- [Direction] Reproduce every line of the listing below verbatim, character for character.

--

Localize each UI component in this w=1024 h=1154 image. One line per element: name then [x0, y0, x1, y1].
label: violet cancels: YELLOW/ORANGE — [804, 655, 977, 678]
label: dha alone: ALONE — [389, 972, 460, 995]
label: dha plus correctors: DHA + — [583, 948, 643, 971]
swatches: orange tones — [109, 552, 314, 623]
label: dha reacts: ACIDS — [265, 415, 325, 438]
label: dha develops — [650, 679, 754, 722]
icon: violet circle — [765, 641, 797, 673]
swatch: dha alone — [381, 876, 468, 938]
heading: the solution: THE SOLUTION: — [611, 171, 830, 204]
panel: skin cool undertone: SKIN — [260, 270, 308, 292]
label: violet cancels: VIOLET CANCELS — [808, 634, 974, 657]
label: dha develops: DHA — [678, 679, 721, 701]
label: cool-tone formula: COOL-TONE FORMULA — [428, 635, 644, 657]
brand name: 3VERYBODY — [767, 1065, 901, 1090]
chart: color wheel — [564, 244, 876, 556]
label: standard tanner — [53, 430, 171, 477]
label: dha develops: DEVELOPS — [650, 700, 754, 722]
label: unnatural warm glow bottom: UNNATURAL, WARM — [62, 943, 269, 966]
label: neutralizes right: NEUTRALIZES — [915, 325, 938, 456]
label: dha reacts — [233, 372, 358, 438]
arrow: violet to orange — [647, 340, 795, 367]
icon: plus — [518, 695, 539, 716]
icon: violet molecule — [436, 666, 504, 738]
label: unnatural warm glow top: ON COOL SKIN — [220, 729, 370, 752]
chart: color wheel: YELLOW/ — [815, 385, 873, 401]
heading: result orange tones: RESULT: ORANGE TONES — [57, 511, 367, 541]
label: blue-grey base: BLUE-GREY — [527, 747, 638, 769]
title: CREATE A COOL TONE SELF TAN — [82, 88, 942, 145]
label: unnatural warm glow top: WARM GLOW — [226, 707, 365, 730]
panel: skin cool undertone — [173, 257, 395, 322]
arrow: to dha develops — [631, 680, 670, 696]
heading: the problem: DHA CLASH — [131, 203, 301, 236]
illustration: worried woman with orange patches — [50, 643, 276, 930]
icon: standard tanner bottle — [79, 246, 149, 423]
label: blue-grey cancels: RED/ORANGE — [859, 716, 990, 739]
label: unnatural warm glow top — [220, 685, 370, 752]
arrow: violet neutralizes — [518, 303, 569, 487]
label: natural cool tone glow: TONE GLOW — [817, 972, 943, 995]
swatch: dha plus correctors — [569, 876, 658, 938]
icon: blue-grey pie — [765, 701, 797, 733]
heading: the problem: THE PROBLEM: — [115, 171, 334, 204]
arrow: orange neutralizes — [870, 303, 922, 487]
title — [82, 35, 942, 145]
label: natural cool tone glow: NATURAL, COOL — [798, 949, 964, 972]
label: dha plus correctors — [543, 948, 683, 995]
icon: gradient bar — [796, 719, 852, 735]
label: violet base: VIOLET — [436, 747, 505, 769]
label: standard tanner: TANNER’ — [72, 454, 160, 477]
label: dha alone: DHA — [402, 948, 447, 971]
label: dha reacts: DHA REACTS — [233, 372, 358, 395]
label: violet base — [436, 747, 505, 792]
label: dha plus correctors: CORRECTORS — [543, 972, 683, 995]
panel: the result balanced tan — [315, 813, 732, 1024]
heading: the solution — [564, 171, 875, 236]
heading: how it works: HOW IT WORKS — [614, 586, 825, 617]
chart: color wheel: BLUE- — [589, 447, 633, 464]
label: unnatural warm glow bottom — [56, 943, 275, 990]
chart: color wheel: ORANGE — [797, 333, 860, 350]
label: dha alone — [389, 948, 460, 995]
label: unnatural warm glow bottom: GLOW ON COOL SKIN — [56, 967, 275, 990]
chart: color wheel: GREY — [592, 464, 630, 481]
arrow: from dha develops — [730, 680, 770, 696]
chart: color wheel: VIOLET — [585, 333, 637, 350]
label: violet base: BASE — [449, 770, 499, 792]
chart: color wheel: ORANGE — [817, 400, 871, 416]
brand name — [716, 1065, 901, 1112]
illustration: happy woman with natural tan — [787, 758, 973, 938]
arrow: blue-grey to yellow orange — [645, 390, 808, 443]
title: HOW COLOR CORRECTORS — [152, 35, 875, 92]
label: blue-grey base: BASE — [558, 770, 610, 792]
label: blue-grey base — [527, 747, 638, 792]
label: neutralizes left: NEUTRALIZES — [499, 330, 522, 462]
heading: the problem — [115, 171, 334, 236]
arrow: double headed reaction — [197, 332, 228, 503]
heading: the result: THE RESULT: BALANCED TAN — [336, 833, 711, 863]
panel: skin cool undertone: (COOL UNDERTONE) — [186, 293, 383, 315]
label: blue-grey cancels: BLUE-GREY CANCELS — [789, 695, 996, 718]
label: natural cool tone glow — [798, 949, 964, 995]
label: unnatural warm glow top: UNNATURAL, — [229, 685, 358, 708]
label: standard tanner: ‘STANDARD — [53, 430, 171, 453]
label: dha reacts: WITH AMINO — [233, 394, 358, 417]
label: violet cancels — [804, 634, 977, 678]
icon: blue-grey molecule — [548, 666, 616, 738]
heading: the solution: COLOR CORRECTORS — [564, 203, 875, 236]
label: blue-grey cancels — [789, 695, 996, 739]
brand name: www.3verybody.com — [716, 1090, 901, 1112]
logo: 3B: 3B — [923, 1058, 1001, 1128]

--

- [Response below]
Localize each UI component in this w=1024 h=1154 image. One line per element: name then [x0, y0, x1, y1].
label: violet cancels: YELLOW/ORANGE — [804, 655, 977, 678]
label: dha alone: ALONE — [389, 972, 460, 995]
label: dha plus correctors: DHA + — [583, 948, 643, 971]
swatches: orange tones — [109, 552, 314, 623]
label: dha reacts: ACIDS — [265, 415, 325, 438]
label: dha develops — [650, 679, 754, 722]
icon: violet circle — [765, 641, 797, 673]
swatch: dha alone — [381, 876, 468, 938]
heading: the solution: THE SOLUTION: — [611, 171, 830, 204]
panel: skin cool undertone: SKIN — [260, 270, 308, 292]
label: violet cancels: VIOLET CANCELS — [808, 634, 974, 657]
label: dha develops: DHA — [678, 679, 721, 701]
label: cool-tone formula: COOL-TONE FORMULA — [428, 635, 644, 657]
brand name: 3VERYBODY — [767, 1065, 901, 1090]
chart: color wheel — [564, 244, 876, 556]
label: standard tanner — [53, 430, 171, 477]
label: dha develops: DEVELOPS — [650, 700, 754, 722]
label: unnatural warm glow bottom: UNNATURAL, WARM — [62, 943, 269, 966]
label: neutralizes right: NEUTRALIZES — [915, 325, 938, 456]
label: dha reacts — [233, 372, 358, 438]
arrow: violet to orange — [647, 340, 795, 367]
icon: plus — [518, 695, 539, 716]
icon: violet molecule — [436, 666, 504, 738]
label: unnatural warm glow top: ON COOL SKIN — [220, 729, 370, 752]
chart: color wheel: YELLOW/ — [815, 385, 873, 401]
heading: result orange tones: RESULT: ORANGE TONES — [57, 511, 367, 541]
label: blue-grey base: BLUE-GREY — [527, 747, 638, 769]
title: CREATE A COOL TONE SELF TAN — [82, 88, 942, 145]
label: unnatural warm glow top: WARM GLOW — [226, 707, 365, 730]
panel: skin cool undertone — [173, 257, 395, 322]
arrow: to dha develops — [631, 680, 670, 696]
heading: the problem: DHA CLASH — [131, 203, 301, 236]
illustration: worried woman with orange patches — [50, 643, 276, 930]
icon: standard tanner bottle — [79, 246, 149, 423]
label: blue-grey cancels: RED/ORANGE — [859, 716, 990, 739]
label: unnatural warm glow top — [220, 685, 370, 752]
arrow: violet neutralizes — [518, 303, 569, 487]
label: natural cool tone glow: TONE GLOW — [817, 972, 943, 995]
swatch: dha plus correctors — [569, 876, 658, 938]
icon: blue-grey pie — [765, 701, 797, 733]
heading: the problem: THE PROBLEM: — [115, 171, 334, 204]
arrow: orange neutralizes — [870, 303, 922, 487]
title — [82, 35, 942, 145]
label: natural cool tone glow: NATURAL, COOL — [798, 949, 964, 972]
label: dha plus correctors — [543, 948, 683, 995]
icon: gradient bar — [796, 719, 852, 735]
label: violet base: VIOLET — [436, 747, 505, 769]
label: standard tanner: TANNER’ — [72, 454, 160, 477]
label: dha alone: DHA — [402, 948, 447, 971]
label: dha reacts: DHA REACTS — [233, 372, 358, 395]
label: violet base — [436, 747, 505, 792]
label: dha plus correctors: CORRECTORS — [543, 972, 683, 995]
panel: the result balanced tan — [315, 813, 732, 1024]
heading: the solution — [564, 171, 875, 236]
heading: how it works: HOW IT WORKS — [614, 586, 825, 617]
chart: color wheel: BLUE- — [589, 447, 633, 464]
label: unnatural warm glow bottom — [56, 943, 275, 990]
chart: color wheel: ORANGE — [797, 333, 860, 350]
label: dha alone — [389, 948, 460, 995]
label: unnatural warm glow bottom: GLOW ON COOL SKIN — [56, 967, 275, 990]
chart: color wheel: GREY — [592, 464, 630, 481]
arrow: from dha develops — [730, 680, 770, 696]
chart: color wheel: VIOLET — [585, 333, 637, 350]
label: violet base: BASE — [449, 770, 499, 792]
chart: color wheel: ORANGE — [817, 400, 871, 416]
brand name — [716, 1065, 901, 1112]
illustration: happy woman with natural tan — [787, 758, 973, 938]
arrow: blue-grey to yellow orange — [645, 390, 808, 443]
title: HOW COLOR CORRECTORS — [152, 35, 875, 92]
label: blue-grey base: BASE — [558, 770, 610, 792]
label: blue-grey base — [527, 747, 638, 792]
label: neutralizes left: NEUTRALIZES — [499, 330, 522, 462]
heading: the problem — [115, 171, 334, 236]
arrow: double headed reaction — [197, 332, 228, 503]
heading: the result: THE RESULT: BALANCED TAN — [336, 833, 711, 863]
panel: skin cool undertone: (COOL UNDERTONE) — [186, 293, 383, 315]
label: blue-grey cancels: BLUE-GREY CANCELS — [789, 695, 996, 718]
label: natural cool tone glow — [798, 949, 964, 995]
label: unnatural warm glow top: UNNATURAL, — [229, 685, 358, 708]
label: standard tanner: ‘STANDARD — [53, 430, 171, 453]
label: dha reacts: WITH AMINO — [233, 394, 358, 417]
label: violet cancels — [804, 634, 977, 678]
icon: blue-grey molecule — [548, 666, 616, 738]
heading: the solution: COLOR CORRECTORS — [564, 203, 875, 236]
label: blue-grey cancels — [789, 695, 996, 739]
brand name: www.3verybody.com — [716, 1090, 901, 1112]
logo: 3B: 3B — [923, 1058, 1001, 1128]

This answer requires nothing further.